Extracted entries:
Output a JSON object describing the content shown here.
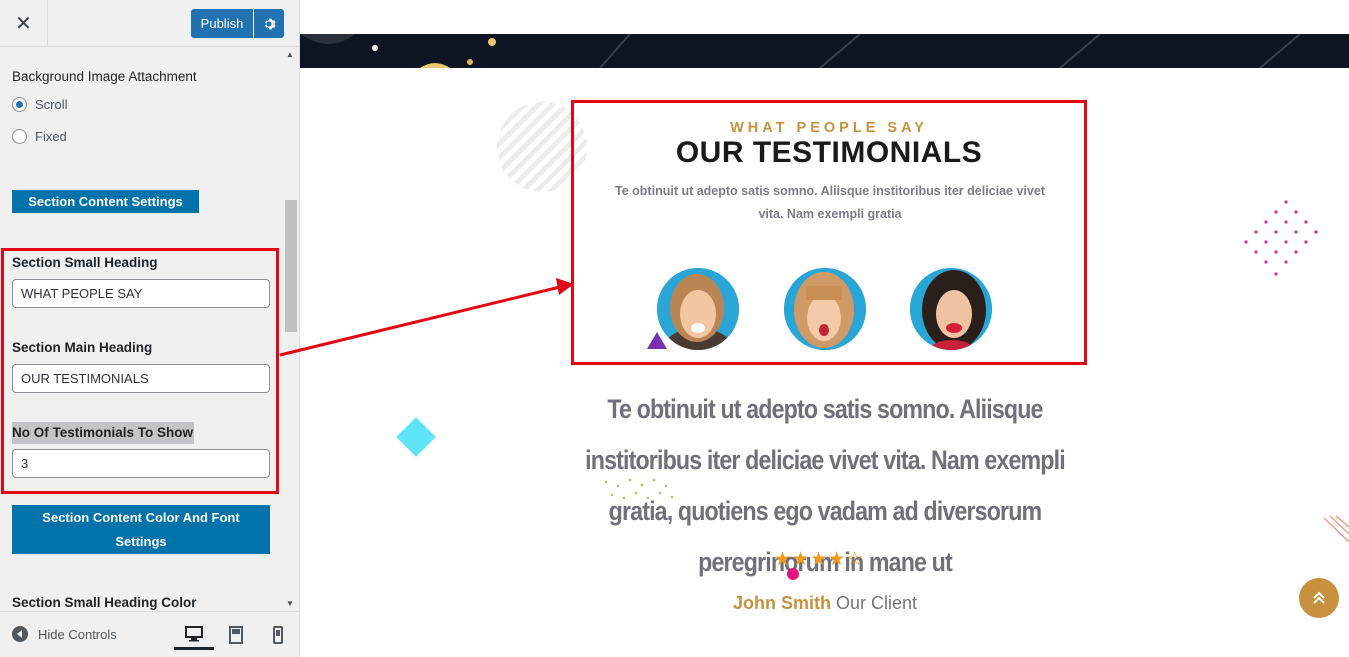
{
  "topbar": {
    "close_icon": "close-icon",
    "publish_label": "Publish",
    "settings_icon": "gear-icon"
  },
  "panel": {
    "bg_attachment_title": "Background Image Attachment",
    "radio_options": [
      {
        "label": "Scroll",
        "checked": true
      },
      {
        "label": "Fixed",
        "checked": false
      }
    ],
    "section_content_settings": "Section Content Settings",
    "small_heading_label": "Section Small Heading",
    "small_heading_value": "WHAT PEOPLE SAY",
    "main_heading_label": "Section Main Heading",
    "main_heading_value": "OUR TESTIMONIALS",
    "num_testimonials_label": "No Of Testimonials To Show",
    "num_testimonials_value": "3",
    "color_font_settings": "Section Content Color And Font Settings",
    "small_heading_color_label": "Section Small Heading Color"
  },
  "bottombar": {
    "hide_controls": "Hide Controls",
    "devices": [
      "desktop-icon",
      "tablet-icon",
      "mobile-icon"
    ]
  },
  "preview": {
    "small_heading": "WHAT PEOPLE SAY",
    "main_heading": "OUR TESTIMONIALS",
    "sub_text": "Te obtinuit ut adepto satis somno. Aliisque institoribus iter deliciae vivet vita. Nam exempli gratia",
    "quote": "Te obtinuit ut adepto satis somno. Aliisque institoribus iter deliciae vivet vita. Nam exempli gratia, quotiens ego vadam ad diversorum peregrinorum in mane ut",
    "rating": {
      "filled": 4,
      "total": 5
    },
    "client_name": "John Smith",
    "client_role": "Our Client"
  },
  "colors": {
    "accent_gold": "#c8913f",
    "wp_blue": "#2271b1",
    "annotation_red": "#e30613"
  }
}
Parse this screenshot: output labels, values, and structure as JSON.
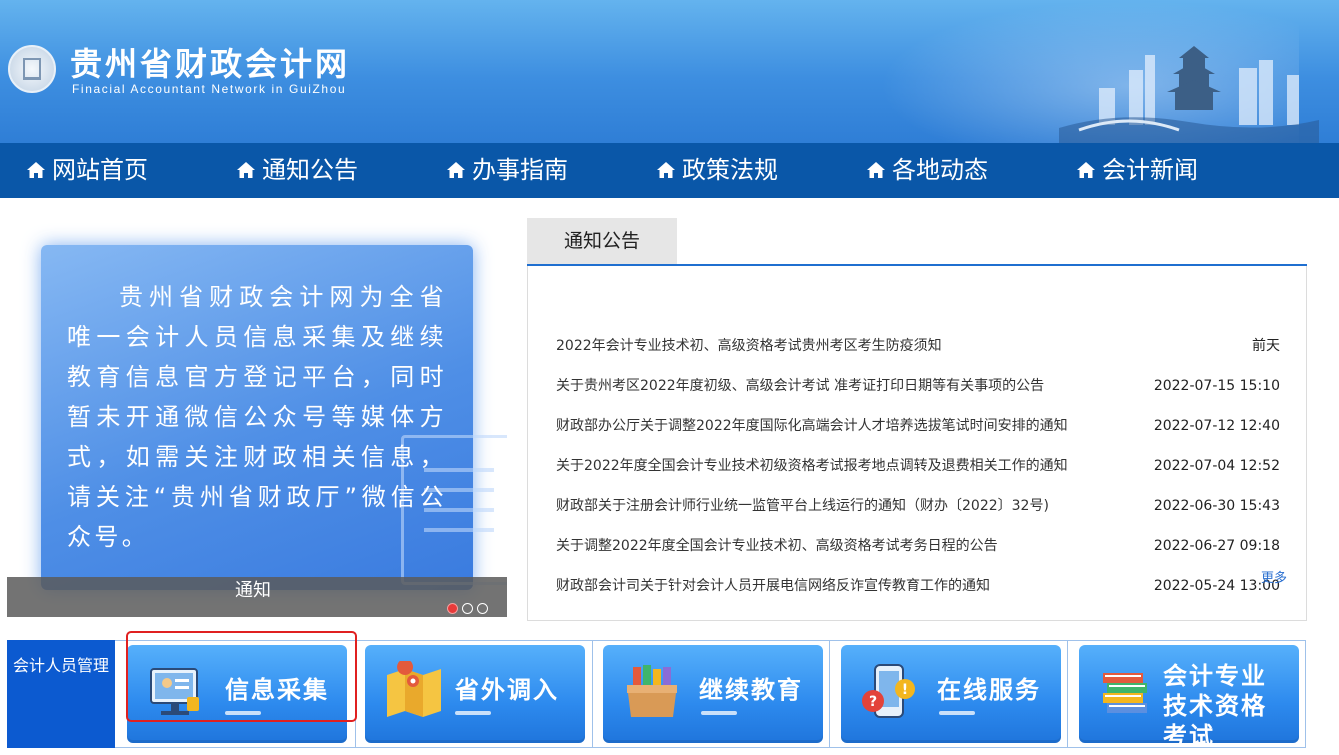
{
  "header": {
    "title": "贵州省财政会计网",
    "subtitle": "Finacial  Accountant Network in GuiZhou"
  },
  "nav": {
    "items": [
      "网站首页",
      "通知公告",
      "办事指南",
      "政策法规",
      "各地动态",
      "会计新闻"
    ]
  },
  "slide": {
    "text": "贵州省财政会计网为全省唯一会计人员信息采集及继续教育信息官方登记平台，同时暂未开通微信公众号等媒体方式，如需关注财政相关信息，请关注“贵州省财政厅”微信公众号。",
    "caption": "通知",
    "active_dot": 1,
    "dot_count": 3
  },
  "notices": {
    "tab": "通知公告",
    "items": [
      {
        "title": "2022年会计专业技术初、高级资格考试贵州考区考生防疫须知",
        "date": "前天"
      },
      {
        "title": "关于贵州考区2022年度初级、高级会计考试 准考证打印日期等有关事项的公告",
        "date": "2022-07-15 15:10"
      },
      {
        "title": "财政部办公厅关于调整2022年度国际化高端会计人才培养选拔笔试时间安排的通知",
        "date": "2022-07-12 12:40"
      },
      {
        "title": "关于2022年度全国会计专业技术初级资格考试报考地点调转及退费相关工作的通知",
        "date": "2022-07-04 12:52"
      },
      {
        "title": "财政部关于注册会计师行业统一监管平台上线运行的通知（财办〔2022〕32号)",
        "date": "2022-06-30 15:43"
      },
      {
        "title": "关于调整2022年度全国会计专业技术初、高级资格考试考务日程的公告",
        "date": "2022-06-27 09:18"
      },
      {
        "title": "财政部会计司关于针对会计人员开展电信网络反诈宣传教育工作的通知",
        "date": "2022-05-24 13:00"
      }
    ],
    "more": "更多"
  },
  "bottom": {
    "label": "会计人员管理",
    "tiles": [
      "信息采集",
      "省外调入",
      "继续教育",
      "在线服务",
      "会计专业技术资格考试"
    ]
  },
  "colors": {
    "nav_bg": "#0a57a8",
    "tile_blue": "#2d8aee",
    "highlight_red": "#e02020"
  }
}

What the task requires:
Respond with the number of lines containing "deliciae" and no additional words.

Task solution:
2